▶ Provided text:
● ● ● ● ● ● ●
This sounds like seamful design:

How to enable not users but adaptors? How can people move from using a product, to understanding how it hangs together and making their own changes? How do you design products with, metaphorically, screws not nails?

Make Me Think | Jim Nielsen’s Weblog

The removal of all friction should’t be a goal. Making things easy and making things hard should be a design tool, employed to aid the end user towards their loftiest goals.

Thursday, August 27th, 2020

Autonomy Online: A Case For The IndieWeb — Smashing Magazine

A wonderful introduction to the indie web—Ana really conveys her sense of excitement!

Tuesday, August 25th, 2020

The difference between aria-label and aria-labelledby - Tink - Léonie Watson

A handy reminder from Léonie (though remember that the best solution is to avoid the problem in the first place—if you avoid using ARIA, do that).

Thursday, August 20th, 2020

Service Workers | Go Make Things

Chris Ferdinandi blogs every day about the power of vanilla JavaScript. For over a week now, his daily posts have been about service workers. The cumulative result is this excellent collection of resources.

Star Trek: The Motion Picture | Typeset In The Future

The latest edition in this wonderful series of science-fictional typography has some truly twisty turbolift tangents.
● ● ● ● ● ● ●
▶ Recorded data:

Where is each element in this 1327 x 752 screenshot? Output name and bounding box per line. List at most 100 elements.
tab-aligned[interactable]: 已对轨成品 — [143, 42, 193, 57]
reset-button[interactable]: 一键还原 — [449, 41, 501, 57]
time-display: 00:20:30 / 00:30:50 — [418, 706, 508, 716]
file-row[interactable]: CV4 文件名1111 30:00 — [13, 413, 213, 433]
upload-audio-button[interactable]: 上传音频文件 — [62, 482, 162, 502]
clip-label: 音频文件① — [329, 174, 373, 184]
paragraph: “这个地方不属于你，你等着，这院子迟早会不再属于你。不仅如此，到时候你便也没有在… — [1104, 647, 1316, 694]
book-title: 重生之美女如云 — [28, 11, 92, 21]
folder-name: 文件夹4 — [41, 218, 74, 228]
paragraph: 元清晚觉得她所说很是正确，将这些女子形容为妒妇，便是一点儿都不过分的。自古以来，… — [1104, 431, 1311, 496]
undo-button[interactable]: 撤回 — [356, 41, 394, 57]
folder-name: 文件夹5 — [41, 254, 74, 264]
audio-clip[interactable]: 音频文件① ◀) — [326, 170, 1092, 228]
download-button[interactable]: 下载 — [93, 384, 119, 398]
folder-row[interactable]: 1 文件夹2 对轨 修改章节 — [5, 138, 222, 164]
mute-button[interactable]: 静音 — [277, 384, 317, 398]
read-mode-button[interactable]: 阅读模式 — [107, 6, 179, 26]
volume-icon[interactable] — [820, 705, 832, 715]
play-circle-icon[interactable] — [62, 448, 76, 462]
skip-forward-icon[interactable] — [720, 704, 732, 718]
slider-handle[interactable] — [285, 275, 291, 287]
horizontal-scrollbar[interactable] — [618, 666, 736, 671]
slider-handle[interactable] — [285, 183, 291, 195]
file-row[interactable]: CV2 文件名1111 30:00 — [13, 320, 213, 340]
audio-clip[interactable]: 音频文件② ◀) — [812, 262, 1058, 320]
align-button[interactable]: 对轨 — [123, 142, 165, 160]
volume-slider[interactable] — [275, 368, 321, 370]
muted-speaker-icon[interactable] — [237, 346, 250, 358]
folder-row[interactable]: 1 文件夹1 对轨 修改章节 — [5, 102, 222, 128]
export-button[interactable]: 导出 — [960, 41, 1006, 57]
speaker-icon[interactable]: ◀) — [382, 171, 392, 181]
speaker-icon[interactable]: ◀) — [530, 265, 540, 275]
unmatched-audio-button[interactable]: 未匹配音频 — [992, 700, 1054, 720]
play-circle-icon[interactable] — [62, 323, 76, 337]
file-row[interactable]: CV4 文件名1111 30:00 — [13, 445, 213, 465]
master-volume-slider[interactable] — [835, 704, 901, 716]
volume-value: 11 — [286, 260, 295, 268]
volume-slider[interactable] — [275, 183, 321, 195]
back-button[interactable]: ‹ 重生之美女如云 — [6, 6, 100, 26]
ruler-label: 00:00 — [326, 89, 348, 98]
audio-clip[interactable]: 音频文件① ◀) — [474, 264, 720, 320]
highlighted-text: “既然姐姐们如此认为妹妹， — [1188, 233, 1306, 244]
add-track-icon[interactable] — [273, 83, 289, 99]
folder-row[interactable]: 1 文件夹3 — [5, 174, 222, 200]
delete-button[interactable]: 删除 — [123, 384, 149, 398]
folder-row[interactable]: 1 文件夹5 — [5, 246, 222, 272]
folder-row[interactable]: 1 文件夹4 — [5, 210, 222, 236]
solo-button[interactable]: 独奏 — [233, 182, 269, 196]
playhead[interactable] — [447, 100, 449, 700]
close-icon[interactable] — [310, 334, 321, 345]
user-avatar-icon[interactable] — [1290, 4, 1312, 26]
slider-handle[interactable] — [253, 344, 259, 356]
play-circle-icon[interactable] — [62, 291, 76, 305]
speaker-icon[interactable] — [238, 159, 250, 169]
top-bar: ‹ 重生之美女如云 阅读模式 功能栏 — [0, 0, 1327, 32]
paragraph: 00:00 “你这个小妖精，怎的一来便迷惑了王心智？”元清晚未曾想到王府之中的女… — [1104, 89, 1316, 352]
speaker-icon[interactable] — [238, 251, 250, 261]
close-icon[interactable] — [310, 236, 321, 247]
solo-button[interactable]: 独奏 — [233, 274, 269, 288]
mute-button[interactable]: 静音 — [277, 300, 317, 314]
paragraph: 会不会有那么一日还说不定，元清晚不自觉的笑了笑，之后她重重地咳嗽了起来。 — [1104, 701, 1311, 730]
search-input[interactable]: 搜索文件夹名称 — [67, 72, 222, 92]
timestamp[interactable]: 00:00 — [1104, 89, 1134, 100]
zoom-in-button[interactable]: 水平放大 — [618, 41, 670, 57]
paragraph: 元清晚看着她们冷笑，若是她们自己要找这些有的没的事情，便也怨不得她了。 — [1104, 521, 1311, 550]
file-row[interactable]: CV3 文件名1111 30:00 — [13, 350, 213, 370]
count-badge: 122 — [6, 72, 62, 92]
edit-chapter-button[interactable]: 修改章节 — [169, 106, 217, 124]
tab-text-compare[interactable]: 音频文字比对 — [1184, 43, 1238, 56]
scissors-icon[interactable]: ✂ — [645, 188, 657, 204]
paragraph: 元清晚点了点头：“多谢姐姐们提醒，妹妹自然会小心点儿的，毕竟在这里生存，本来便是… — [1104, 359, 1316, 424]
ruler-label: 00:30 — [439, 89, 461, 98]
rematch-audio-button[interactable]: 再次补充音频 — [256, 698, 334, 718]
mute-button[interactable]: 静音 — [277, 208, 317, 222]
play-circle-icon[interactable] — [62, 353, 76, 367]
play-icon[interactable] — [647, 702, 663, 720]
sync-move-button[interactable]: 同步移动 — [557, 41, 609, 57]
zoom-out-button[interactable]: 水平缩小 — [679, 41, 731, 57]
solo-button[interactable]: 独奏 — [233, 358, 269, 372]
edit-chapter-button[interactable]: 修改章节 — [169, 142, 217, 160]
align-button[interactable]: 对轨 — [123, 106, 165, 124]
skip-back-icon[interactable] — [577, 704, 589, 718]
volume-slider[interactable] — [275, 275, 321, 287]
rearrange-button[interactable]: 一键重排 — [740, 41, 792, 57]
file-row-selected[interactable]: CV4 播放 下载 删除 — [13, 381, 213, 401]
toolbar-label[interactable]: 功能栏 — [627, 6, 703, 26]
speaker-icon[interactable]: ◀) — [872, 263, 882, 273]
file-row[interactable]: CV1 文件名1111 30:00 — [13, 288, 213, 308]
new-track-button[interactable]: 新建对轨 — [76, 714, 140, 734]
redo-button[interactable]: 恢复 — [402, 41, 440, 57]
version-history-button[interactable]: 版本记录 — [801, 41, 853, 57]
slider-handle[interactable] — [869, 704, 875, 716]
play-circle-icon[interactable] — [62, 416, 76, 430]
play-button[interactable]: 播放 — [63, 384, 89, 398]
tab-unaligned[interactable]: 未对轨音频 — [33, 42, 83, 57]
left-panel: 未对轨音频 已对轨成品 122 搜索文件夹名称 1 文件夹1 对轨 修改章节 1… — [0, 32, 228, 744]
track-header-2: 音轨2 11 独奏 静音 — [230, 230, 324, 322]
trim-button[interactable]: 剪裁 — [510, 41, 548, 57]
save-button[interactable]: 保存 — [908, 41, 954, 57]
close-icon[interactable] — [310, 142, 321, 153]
● ● ● ● ● ● ●
▶ Problem statement: Write out the entire link roundup word for word. The data is separate material and has nothing to do with the link roundup.

▶ Output of the exercise:
This sounds like seamful design:

How to enable not users but adaptors? How can people move from using a product, to understanding how it hangs together and making their own changes? How do you design products with, metaphorically, screws not nails?

Make Me Think | Jim Nielsen’s Weblog

The removal of all friction should’t be a goal. Making things easy and making things hard should be a design tool, employed to aid the end user towards their loftiest goals.

Thursday, August 27th, 2020

Autonomy Online: A Case For The IndieWeb — Smashing Magazine

A wonderful introduction to the indie web—Ana really conveys her sense of excitement!

Tuesday, August 25th, 2020

The difference between aria-label and aria-labelledby - Tink - Léonie Watson

A handy reminder from Léonie (though remember that the best solution is to avoid the problem in the first place—if you avoid using ARIA, do that).

Thursday, August 20th, 2020

Service Workers | Go Make Things

Chris Ferdinandi blogs every day about the power of vanilla JavaScript. For over a week now, his daily posts have been about service workers. The cumulative result is this excellent collection of resources.

Star Trek: The Motion Picture | Typeset In The Future

The latest edition in this wonderful series of science-fictional typography has some truly twisty turbolift tangents.